• TASK GOAL
Omit the pictures and return every entry exactly as written.

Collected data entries

-- start --

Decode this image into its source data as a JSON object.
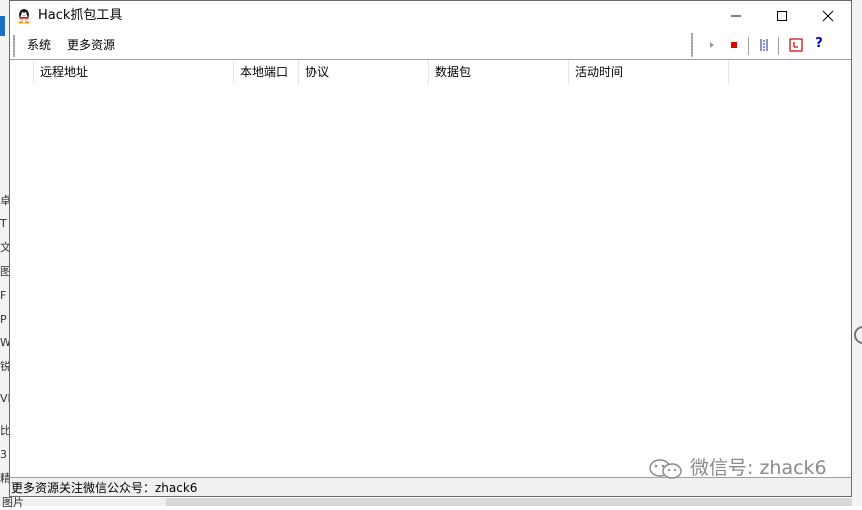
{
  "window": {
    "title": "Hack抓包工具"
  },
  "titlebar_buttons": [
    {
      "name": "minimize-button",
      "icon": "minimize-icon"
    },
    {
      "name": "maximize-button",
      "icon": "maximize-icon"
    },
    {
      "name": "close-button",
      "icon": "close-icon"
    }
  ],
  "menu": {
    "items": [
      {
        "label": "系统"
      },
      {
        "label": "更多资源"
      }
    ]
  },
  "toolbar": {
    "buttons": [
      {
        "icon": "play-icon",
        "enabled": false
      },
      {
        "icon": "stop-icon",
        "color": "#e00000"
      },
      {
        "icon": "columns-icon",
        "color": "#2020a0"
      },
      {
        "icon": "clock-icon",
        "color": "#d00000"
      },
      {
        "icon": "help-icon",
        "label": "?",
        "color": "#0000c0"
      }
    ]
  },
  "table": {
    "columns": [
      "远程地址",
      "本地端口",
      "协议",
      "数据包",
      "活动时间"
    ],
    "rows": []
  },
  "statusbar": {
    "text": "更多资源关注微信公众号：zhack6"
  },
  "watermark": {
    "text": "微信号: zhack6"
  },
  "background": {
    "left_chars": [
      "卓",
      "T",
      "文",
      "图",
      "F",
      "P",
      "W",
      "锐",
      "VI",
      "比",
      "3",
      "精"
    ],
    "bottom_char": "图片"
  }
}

-- end --

• TASK SOLUTION
Decode this image into its source data as a JSON object.
{
  "window": {
    "title": "Hack抓包工具"
  },
  "titlebar_buttons": [
    {
      "name": "minimize-button",
      "icon": "minimize-icon"
    },
    {
      "name": "maximize-button",
      "icon": "maximize-icon"
    },
    {
      "name": "close-button",
      "icon": "close-icon"
    }
  ],
  "menu": {
    "items": [
      {
        "label": "系统"
      },
      {
        "label": "更多资源"
      }
    ]
  },
  "toolbar": {
    "buttons": [
      {
        "icon": "play-icon",
        "enabled": false
      },
      {
        "icon": "stop-icon",
        "color": "#e00000"
      },
      {
        "icon": "columns-icon",
        "color": "#2020a0"
      },
      {
        "icon": "clock-icon",
        "color": "#d00000"
      },
      {
        "icon": "help-icon",
        "label": "?",
        "color": "#0000c0"
      }
    ]
  },
  "table": {
    "columns": [
      "远程地址",
      "本地端口",
      "协议",
      "数据包",
      "活动时间"
    ],
    "rows": []
  },
  "statusbar": {
    "text": "更多资源关注微信公众号：zhack6"
  },
  "watermark": {
    "text": "微信号: zhack6"
  },
  "background": {
    "left_chars": [
      "卓",
      "T",
      "文",
      "图",
      "F",
      "P",
      "W",
      "锐",
      "VI",
      "比",
      "3",
      "精"
    ],
    "bottom_char": "图片"
  }
}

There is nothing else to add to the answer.